--- Start ---

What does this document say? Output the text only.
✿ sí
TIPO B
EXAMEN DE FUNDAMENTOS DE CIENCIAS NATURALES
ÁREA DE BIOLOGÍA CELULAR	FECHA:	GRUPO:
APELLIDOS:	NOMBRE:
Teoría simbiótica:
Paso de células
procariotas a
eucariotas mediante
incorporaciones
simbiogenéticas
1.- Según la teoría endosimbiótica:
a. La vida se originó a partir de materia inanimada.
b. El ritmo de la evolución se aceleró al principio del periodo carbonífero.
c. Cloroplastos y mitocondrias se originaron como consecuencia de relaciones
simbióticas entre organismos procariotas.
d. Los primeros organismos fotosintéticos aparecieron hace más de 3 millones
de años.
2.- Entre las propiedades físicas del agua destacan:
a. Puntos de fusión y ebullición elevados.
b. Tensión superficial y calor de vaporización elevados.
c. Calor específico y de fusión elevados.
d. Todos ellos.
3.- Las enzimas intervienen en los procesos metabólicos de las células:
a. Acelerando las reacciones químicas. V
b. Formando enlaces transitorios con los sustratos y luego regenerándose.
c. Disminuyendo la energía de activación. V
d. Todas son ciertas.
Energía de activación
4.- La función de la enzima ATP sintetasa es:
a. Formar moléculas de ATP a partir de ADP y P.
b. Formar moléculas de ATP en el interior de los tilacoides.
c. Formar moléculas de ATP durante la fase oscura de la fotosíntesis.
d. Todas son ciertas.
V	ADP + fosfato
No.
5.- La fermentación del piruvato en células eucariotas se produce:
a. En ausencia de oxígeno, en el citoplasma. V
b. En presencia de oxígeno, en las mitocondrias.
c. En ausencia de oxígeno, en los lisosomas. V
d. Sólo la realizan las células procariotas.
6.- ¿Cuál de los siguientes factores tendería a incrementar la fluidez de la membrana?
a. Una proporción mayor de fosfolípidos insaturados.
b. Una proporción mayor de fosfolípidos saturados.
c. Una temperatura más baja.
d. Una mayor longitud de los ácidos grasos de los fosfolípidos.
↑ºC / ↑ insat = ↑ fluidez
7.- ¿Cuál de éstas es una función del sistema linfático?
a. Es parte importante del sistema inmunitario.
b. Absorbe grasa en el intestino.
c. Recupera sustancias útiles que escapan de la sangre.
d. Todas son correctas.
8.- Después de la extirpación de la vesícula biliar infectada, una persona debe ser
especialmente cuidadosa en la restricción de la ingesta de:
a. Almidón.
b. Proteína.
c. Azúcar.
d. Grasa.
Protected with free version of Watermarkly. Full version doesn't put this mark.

--- End ---

Task to complete - List every line in the records above that contains the word "Cuál".

Exercise response -
6.- ¿Cuál de los siguientes factores tendería a incrementar la fluidez de la membrana?
7.- ¿Cuál de éstas es una función del sistema linfático?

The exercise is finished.